Copy out the listing exactly.

* _Records contained in a dataset_:
****
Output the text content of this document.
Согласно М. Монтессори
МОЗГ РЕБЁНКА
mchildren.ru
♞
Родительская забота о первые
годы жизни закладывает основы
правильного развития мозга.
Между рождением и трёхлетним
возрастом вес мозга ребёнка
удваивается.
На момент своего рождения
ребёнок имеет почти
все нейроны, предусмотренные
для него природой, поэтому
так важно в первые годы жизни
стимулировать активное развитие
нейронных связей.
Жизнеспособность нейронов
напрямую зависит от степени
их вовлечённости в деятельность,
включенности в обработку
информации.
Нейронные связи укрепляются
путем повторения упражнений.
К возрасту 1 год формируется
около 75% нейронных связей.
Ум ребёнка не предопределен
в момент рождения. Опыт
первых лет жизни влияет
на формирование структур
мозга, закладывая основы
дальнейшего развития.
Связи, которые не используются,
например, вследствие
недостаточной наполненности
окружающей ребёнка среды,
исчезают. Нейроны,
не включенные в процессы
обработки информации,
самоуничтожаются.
****
* _SOLUTION TO THIS EXERCISE_:
Output the text content of this document.
Согласно М. Монтессори
МОЗГ РЕБЁНКА
mchildren.ru
♞
Родительская забота о первые
годы жизни закладывает основы
правильного развития мозга.
Между рождением и трёхлетним
возрастом вес мозга ребёнка
удваивается.
На момент своего рождения
ребёнок имеет почти
все нейроны, предусмотренные
для него природой, поэтому
так важно в первые годы жизни
стимулировать активное развитие
нейронных связей.
Жизнеспособность нейронов
напрямую зависит от степени
их вовлечённости в деятельность,
включенности в обработку
информации.
Нейронные связи укрепляются
путем повторения упражнений.
К возрасту 1 год формируется
около 75% нейронных связей.
Ум ребёнка не предопределен
в момент рождения. Опыт
первых лет жизни влияет
на формирование структур
мозга, закладывая основы
дальнейшего развития.
Связи, которые не используются,
например, вследствие
недостаточной наполненности
окружающей ребёнка среды,
исчезают. Нейроны,
не включенные в процессы
обработки информации,
самоуничтожаются.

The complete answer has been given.